§ WORK TO BE COMPLETED
Identify all lines in the listing that include the word "formed", and copy them out.

(Saved data entries)

——————————

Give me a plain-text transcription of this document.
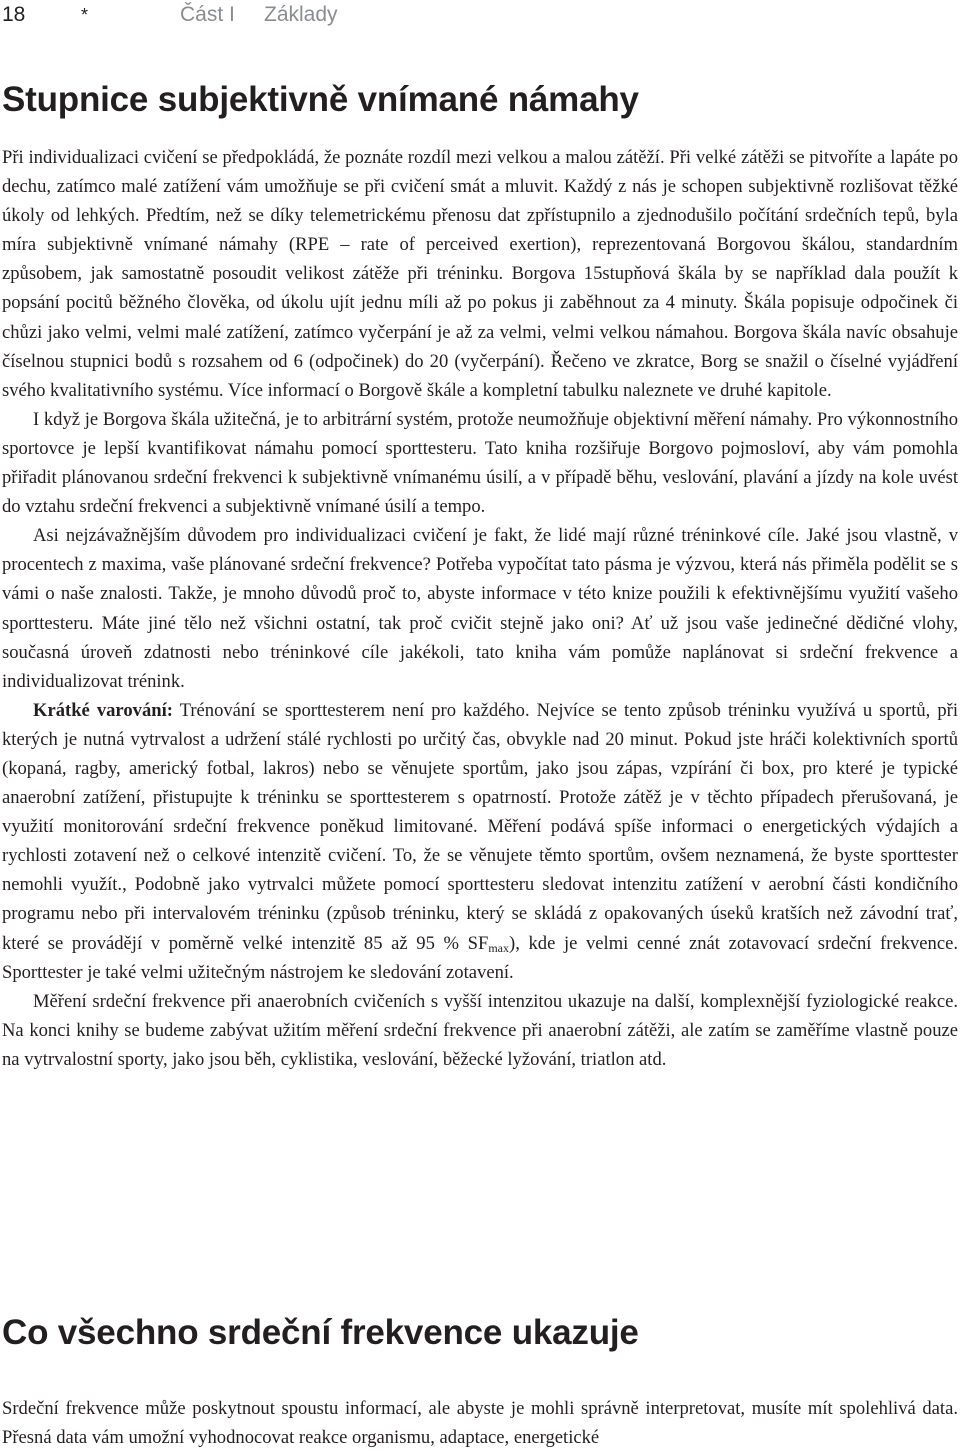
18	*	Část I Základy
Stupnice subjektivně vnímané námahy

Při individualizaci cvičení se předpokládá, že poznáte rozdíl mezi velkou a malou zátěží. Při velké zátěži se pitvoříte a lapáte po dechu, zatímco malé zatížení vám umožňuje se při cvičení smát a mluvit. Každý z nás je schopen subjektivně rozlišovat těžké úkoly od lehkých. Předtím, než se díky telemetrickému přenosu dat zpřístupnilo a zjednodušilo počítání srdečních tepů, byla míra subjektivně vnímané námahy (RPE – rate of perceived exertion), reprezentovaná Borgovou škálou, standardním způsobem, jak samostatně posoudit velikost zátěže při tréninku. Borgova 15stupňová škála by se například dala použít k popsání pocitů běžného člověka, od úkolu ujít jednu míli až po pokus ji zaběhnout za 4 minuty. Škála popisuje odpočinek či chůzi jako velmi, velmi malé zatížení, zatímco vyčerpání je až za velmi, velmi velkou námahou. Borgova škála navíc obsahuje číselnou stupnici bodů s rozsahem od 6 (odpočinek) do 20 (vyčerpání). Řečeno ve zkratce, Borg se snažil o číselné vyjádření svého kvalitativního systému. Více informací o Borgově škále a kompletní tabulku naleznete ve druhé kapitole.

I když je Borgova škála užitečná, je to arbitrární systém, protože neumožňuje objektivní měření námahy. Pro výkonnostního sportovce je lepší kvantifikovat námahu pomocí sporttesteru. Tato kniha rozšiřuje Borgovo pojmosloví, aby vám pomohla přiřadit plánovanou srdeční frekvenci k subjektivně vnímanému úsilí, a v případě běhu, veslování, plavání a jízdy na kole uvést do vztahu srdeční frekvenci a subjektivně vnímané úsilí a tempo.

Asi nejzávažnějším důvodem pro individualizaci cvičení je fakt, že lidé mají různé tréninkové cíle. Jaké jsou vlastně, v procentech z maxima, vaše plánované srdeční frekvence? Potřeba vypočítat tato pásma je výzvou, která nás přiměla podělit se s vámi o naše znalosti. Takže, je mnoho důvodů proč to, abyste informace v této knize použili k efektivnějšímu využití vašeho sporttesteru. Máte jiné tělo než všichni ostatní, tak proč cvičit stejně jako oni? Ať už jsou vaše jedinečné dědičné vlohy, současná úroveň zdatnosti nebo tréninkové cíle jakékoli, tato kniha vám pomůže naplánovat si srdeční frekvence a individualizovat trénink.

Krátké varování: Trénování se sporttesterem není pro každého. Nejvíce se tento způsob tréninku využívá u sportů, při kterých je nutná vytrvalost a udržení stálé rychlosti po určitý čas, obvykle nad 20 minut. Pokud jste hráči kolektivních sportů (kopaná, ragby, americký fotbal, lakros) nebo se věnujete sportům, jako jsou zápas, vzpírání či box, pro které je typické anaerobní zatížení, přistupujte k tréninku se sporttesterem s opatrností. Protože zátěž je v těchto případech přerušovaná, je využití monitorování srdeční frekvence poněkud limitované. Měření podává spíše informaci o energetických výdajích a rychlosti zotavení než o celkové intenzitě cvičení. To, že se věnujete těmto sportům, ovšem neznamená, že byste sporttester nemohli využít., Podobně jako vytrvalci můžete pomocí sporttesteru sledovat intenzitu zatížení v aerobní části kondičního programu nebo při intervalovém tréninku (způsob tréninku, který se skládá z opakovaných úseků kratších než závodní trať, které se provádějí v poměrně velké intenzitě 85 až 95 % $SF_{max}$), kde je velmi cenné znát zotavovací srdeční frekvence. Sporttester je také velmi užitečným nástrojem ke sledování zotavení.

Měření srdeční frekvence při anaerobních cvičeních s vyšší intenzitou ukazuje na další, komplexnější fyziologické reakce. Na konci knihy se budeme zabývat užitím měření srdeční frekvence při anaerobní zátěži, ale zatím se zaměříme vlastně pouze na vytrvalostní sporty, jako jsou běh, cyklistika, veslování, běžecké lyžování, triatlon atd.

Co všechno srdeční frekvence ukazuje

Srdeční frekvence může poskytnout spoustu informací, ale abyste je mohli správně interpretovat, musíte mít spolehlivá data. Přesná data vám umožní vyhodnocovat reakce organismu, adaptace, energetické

——————————

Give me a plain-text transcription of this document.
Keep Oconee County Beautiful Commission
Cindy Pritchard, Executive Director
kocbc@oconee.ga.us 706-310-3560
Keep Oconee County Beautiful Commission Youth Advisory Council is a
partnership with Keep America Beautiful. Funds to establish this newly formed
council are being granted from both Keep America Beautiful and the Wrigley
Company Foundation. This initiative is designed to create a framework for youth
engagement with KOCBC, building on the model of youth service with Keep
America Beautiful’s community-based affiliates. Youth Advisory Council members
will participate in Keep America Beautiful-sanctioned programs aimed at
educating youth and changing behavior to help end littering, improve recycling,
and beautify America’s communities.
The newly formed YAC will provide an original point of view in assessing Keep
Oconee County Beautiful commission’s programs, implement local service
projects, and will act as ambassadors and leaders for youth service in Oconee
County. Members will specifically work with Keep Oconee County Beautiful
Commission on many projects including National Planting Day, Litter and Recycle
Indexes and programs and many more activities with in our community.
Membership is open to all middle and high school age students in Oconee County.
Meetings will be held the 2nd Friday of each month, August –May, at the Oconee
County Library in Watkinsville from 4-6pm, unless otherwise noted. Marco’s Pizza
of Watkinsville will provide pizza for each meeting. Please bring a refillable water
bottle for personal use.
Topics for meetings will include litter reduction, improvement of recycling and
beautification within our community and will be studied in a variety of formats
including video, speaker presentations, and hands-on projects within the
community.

——————————

§ EXERCISE RESULT
partnership with Keep America Beautiful. Funds to establish this newly formed
The newly formed YAC will provide an original point of view in assessing Keep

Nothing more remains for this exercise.